* BEGIN Provided material *
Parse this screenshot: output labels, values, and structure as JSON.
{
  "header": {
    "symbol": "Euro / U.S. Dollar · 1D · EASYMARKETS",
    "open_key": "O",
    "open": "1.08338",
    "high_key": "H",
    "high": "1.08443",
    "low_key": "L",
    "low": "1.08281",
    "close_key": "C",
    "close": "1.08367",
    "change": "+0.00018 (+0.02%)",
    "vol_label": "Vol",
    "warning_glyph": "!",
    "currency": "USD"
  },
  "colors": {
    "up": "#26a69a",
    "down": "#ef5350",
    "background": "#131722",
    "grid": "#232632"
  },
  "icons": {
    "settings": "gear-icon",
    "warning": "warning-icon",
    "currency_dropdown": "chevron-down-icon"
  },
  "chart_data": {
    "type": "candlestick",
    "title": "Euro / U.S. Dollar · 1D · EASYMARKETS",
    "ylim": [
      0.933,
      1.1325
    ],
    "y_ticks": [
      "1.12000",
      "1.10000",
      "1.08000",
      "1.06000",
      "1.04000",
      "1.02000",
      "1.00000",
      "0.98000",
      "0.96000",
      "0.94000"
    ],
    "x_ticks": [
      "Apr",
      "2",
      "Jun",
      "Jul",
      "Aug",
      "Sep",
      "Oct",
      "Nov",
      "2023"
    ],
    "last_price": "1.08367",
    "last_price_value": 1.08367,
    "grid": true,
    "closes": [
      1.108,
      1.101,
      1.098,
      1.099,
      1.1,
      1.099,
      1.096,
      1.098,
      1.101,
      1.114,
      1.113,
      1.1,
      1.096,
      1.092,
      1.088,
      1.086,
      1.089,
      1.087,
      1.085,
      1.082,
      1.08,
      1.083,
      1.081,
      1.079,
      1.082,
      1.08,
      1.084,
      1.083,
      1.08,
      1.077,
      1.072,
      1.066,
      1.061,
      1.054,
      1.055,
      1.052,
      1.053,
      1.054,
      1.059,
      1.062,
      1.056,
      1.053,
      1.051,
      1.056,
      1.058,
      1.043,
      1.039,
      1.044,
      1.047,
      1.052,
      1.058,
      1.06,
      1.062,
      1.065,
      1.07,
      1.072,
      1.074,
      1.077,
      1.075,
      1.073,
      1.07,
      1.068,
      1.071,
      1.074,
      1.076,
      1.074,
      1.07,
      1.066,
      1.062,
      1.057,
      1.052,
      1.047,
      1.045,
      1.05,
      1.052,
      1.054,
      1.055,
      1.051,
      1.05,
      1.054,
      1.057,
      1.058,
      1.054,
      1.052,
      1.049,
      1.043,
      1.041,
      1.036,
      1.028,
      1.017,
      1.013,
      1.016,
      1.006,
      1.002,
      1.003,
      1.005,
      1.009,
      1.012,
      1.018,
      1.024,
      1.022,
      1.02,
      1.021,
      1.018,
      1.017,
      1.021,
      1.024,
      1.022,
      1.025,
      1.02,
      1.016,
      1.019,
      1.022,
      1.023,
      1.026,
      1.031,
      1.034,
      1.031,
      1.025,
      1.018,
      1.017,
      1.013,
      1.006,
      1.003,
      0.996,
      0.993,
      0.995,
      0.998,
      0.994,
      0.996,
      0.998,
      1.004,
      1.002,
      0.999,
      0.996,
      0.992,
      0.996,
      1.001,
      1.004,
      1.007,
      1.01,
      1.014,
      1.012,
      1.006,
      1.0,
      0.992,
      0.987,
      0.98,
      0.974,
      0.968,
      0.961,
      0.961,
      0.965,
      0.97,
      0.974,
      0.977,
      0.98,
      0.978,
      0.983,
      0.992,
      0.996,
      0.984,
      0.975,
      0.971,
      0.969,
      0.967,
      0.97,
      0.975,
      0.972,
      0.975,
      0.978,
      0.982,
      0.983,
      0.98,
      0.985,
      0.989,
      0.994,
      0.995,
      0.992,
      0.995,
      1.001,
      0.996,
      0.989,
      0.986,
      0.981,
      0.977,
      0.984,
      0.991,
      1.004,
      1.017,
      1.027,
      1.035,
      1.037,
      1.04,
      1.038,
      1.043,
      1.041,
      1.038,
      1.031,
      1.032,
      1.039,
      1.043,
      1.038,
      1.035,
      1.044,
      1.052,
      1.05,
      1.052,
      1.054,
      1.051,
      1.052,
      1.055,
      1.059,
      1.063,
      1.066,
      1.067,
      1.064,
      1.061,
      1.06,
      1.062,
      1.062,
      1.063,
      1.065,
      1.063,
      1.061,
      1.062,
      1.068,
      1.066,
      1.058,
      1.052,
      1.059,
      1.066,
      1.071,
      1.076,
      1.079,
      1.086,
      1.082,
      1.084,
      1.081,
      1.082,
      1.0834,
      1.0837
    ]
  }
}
* END Provided material *
### [Required task]
Find each line in the records holding the string "Euro" and show it.

### [Exercise response]
    "symbol": "Euro / U.S. Dollar · 1D · EASYMARKETS",
    "title": "Euro / U.S. Dollar · 1D · EASYMARKETS",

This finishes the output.